Selected extract
## Start

Note that UTF-8 (macOS, Linux) characters convert to different UTF-16 characters (NTFS) depending on the operating system and users's preferred encoding settings.

Additional Features

  • Version Compatibility

    • Works with Python 3.6+ for broad compatibility across systems
  • Automatic Settings Discovery

    • Searches for settings files in multiple standard locations automatically
    • Provides a clear hierarchy for settings precedence
    • Allows custom abbreviations and preserved phrases to be added via settings.ini
  • Customizable Colorized Output

    • When colorama is installed, the debug output uses color coding to highlight character replacements (UTF-16 look-alike characters)
    • Makes it easier to identify exactly what changes were made
  • Comprehensive Abbreviation System

    • Handles various types of abbreviations including:
      • Academic degrees
      • Professional titles
      • Military ranks
      • Government organizations
      • Technology standards
      • Business terms
    • Easily extensible with custom abbreviations via settings.ini

Installation

  1. Ensure Python 3.6+ is installed
  2. Install dependencies:
    pip install -r requirements.txt
  3. Optional: Install colorama for colored debug output:
    pip install colorama
    When colorama is installed, special character replacements will be highlighted in cyan in the debug output, making it easier to spot where characters have been replaced.

## End

Stored rows

## Start

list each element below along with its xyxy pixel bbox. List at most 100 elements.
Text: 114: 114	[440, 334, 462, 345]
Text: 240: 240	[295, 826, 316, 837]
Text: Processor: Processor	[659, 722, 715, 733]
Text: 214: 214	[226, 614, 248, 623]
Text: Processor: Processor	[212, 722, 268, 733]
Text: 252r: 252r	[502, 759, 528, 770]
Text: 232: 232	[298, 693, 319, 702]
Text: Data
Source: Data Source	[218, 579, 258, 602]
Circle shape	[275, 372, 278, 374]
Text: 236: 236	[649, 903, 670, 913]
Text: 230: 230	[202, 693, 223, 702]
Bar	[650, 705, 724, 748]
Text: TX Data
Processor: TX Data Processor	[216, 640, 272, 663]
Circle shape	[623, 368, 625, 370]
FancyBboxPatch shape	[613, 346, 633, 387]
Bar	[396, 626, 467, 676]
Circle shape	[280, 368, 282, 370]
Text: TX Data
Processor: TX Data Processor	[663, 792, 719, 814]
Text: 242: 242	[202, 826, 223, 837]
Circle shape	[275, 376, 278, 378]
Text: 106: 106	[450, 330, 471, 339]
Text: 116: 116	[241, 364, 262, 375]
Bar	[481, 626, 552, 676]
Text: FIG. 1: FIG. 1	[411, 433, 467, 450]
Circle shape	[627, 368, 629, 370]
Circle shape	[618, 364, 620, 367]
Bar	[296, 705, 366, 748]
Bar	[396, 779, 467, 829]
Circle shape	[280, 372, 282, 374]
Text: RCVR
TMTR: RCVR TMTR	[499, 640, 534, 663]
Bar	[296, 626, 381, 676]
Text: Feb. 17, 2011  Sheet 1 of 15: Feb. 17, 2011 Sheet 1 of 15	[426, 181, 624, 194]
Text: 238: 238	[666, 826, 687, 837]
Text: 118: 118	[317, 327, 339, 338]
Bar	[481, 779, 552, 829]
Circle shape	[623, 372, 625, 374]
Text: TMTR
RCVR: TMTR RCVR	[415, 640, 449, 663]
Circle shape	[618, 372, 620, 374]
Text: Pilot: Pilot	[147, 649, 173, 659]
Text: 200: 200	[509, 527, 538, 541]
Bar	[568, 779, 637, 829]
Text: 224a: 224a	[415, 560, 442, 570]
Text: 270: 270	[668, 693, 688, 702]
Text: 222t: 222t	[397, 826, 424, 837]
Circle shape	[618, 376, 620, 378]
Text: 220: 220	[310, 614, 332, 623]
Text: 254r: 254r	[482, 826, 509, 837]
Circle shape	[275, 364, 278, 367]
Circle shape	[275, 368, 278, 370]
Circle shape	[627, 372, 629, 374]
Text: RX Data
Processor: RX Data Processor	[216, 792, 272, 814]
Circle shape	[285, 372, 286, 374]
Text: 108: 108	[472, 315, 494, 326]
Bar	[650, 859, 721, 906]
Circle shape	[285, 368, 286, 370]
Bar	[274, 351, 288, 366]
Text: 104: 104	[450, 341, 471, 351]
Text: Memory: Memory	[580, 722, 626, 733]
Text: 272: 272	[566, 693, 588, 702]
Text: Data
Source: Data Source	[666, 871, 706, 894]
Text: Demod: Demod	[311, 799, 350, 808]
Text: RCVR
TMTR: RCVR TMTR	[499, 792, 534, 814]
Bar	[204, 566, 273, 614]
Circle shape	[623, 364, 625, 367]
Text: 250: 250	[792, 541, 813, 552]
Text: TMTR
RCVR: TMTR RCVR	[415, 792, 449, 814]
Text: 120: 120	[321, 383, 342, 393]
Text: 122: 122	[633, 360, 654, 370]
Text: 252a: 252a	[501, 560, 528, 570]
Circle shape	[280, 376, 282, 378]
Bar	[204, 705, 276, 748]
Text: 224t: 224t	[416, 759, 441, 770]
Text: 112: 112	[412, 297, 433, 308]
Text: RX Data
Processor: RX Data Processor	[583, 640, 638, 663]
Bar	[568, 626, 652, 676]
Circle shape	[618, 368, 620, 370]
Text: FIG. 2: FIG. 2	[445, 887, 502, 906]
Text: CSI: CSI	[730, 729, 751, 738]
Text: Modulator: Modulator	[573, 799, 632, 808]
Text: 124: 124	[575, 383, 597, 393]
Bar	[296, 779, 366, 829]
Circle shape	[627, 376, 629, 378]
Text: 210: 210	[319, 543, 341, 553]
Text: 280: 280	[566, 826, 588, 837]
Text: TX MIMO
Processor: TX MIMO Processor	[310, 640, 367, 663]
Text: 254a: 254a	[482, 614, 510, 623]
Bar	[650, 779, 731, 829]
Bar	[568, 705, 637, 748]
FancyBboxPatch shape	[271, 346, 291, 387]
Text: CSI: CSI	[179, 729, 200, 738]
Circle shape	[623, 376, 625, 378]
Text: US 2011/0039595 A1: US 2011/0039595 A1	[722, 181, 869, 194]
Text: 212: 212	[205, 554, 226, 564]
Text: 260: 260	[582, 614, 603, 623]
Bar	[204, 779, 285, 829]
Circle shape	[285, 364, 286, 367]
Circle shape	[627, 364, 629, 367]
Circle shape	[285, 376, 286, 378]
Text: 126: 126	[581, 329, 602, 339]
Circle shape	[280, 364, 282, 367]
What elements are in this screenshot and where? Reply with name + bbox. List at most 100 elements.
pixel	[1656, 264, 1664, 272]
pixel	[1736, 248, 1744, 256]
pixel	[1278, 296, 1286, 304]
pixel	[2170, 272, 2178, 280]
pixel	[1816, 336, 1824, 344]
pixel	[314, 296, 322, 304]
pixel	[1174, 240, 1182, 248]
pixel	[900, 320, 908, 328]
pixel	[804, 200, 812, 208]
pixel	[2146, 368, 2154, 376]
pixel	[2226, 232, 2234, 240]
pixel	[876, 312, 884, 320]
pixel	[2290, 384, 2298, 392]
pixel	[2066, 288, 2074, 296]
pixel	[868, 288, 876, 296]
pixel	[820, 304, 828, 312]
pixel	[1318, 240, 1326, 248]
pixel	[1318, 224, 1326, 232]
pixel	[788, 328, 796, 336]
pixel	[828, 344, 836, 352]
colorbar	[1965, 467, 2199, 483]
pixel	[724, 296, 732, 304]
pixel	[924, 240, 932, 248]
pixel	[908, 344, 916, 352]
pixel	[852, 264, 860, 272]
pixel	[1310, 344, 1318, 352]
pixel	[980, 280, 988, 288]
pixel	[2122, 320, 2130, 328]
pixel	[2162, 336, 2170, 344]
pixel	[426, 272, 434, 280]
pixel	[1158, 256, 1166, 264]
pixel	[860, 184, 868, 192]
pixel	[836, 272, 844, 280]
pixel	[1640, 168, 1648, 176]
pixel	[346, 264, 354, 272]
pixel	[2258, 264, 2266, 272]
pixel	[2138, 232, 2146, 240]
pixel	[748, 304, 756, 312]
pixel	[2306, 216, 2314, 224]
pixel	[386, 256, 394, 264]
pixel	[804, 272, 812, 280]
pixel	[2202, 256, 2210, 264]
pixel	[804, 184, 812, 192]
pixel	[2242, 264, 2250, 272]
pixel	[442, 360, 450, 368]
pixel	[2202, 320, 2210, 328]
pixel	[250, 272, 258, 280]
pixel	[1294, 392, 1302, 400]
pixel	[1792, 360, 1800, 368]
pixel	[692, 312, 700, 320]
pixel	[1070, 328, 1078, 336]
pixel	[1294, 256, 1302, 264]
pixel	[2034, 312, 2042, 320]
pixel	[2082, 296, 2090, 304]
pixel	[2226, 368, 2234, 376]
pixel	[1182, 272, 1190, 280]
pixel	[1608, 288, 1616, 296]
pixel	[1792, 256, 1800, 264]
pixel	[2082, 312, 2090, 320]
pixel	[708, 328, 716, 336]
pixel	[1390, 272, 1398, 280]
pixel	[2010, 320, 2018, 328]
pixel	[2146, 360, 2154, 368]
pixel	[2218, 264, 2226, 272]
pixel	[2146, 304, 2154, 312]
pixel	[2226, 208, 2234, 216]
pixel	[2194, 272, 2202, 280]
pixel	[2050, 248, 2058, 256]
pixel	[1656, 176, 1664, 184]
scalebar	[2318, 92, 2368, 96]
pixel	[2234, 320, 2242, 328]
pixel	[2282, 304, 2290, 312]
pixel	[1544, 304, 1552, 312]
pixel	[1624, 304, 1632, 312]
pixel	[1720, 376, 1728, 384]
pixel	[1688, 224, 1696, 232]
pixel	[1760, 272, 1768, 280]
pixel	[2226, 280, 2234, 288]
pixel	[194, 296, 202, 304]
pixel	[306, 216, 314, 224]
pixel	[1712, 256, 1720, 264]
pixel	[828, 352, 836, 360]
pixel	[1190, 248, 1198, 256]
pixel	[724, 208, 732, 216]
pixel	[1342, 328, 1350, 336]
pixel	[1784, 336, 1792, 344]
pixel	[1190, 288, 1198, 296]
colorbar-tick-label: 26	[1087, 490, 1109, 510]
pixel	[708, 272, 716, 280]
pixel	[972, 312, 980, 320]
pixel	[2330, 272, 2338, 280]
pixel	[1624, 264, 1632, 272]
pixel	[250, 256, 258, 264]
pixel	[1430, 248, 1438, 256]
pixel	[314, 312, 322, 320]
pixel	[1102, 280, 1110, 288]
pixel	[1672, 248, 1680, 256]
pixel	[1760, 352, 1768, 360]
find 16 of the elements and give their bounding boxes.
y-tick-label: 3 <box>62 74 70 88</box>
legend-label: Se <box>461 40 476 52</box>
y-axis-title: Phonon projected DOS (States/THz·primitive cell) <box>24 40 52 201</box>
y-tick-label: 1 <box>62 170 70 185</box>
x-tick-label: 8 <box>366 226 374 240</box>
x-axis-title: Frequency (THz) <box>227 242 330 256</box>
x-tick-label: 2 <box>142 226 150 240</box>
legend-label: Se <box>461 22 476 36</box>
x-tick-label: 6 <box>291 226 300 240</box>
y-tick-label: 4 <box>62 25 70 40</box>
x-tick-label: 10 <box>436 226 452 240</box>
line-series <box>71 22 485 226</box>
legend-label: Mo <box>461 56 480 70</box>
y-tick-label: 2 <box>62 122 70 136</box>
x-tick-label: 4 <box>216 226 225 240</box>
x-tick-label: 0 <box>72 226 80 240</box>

## End

Requirements
1 - According to the feature and installation notes, what does the optional colorama install step accomplish? Answer in one to three sentences.
2 - Render this sentence from the feature and installation notes in Spanish: "When colorama is installed, special character replacements will be highlighted in cyan in the debug output, making it easier to spot where characters have been replaced."
3 - Carry the feature and installation notes forward, picking up right after their final sentence.

Written responses
1 - Installing colorama makes the debug output highlight special character replacements in cyan. This makes it easier to spot where characters have been replaced.

2 - Cuando colorama está instalado, los reemplazos de caracteres especiales se resaltarán en cian en la salida de depuración, lo que facilita detectar dónde se han reemplazado caracteres.

3 -
Usage

Run in your Terminal. There is no graphical user interface.

Basic usage:

python file_renamer.py [directory] [--dry-run] [--debug] [--settings SETTINGS_FILE]

Arguments:

  • directory: Optional. Directory containing files to rename. Defaults to current directory.
  • --dry-run: Optional. Show what would be renamed without making changes.
  • --debug: Optional. Enable detailed debug output showing each step of the renaming process.
  • --settings: Optional. Path to custom settings file. Defaults to settings.ini.

Examples:

# Preview changes in current directory
python file_renamer.py --dry-run

# Rename files in specific directory
python file_renamer.py ~/my_files

# Rename files in specific directory with debug output
python file_renamer.py ~/my_files --dry-run --debug

# Use a custom settings file
python file_renamer.py --settings ~/my_custom_settings.txt

User Settings

File Renamer supports customization through a settings file that allows you to define your own abbreviations and preserved terms.

Settings File Location

The program looks for settings in the following locations (in order):

  1. Path specified with --settings command-line option
  2. ./settings.ini (in the current directory)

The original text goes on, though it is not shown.